**Stored data**
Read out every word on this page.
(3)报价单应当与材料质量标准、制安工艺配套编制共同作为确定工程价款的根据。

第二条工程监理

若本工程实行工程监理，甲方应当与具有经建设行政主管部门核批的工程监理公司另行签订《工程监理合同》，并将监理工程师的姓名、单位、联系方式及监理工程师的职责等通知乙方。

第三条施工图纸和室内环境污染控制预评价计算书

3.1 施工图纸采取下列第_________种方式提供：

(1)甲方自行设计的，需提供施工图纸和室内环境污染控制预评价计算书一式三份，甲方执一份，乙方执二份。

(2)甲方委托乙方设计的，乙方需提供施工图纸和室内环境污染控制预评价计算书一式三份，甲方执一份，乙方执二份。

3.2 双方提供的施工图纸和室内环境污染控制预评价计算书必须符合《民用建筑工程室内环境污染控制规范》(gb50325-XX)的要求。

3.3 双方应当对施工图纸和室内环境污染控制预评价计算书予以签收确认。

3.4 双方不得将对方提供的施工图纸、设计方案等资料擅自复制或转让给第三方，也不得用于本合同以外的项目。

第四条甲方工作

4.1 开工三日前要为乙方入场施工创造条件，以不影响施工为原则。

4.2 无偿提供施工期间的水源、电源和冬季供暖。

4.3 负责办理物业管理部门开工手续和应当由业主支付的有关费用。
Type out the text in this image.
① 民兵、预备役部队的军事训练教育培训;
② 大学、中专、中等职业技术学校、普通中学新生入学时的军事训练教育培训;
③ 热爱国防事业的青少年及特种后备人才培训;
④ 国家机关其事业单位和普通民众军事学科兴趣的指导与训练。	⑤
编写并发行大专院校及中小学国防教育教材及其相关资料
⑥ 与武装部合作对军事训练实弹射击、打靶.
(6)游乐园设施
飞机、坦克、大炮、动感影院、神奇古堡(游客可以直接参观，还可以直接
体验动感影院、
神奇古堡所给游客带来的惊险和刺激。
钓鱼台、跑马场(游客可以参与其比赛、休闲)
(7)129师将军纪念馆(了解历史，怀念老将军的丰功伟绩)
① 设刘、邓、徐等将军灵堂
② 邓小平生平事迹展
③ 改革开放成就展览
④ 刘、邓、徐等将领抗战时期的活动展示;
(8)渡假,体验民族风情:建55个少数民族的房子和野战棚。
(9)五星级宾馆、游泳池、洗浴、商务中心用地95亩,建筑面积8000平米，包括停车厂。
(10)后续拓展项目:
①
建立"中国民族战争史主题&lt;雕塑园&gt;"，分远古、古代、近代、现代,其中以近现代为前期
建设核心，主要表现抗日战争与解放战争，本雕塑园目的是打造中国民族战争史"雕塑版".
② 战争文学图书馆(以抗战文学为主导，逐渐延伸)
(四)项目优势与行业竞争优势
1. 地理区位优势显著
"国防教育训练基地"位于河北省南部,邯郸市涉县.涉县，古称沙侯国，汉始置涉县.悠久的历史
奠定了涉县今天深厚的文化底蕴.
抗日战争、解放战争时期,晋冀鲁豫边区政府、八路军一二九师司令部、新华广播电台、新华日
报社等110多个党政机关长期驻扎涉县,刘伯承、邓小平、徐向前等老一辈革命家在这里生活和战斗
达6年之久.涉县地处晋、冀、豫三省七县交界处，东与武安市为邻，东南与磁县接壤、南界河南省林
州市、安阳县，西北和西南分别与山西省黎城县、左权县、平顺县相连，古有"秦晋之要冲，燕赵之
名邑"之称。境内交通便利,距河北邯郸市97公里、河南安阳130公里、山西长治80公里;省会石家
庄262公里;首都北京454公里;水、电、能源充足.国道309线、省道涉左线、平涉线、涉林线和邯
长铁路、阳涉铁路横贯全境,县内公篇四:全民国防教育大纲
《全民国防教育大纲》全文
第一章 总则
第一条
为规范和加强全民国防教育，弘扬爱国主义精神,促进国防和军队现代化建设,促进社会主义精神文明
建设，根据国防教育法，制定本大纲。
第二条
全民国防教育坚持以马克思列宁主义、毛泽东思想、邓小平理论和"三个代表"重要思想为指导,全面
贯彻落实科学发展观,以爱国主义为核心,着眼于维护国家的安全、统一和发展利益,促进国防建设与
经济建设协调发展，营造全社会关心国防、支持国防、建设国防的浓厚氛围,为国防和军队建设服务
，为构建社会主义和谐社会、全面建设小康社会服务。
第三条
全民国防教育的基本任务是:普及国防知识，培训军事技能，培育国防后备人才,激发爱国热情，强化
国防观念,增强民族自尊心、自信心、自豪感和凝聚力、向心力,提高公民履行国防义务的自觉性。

**To be done**
Return each line where "甲方执一份" shows up.

**Worked solution**
(1)甲方自行设计的，需提供施工图纸和室内环境污染控制预评价计算书一式三份，甲方执一份，乙方执二份。
(2)甲方委托乙方设计的，乙方需提供施工图纸和室内环境污染控制预评价计算书一式三份，甲方执一份，乙方执二份。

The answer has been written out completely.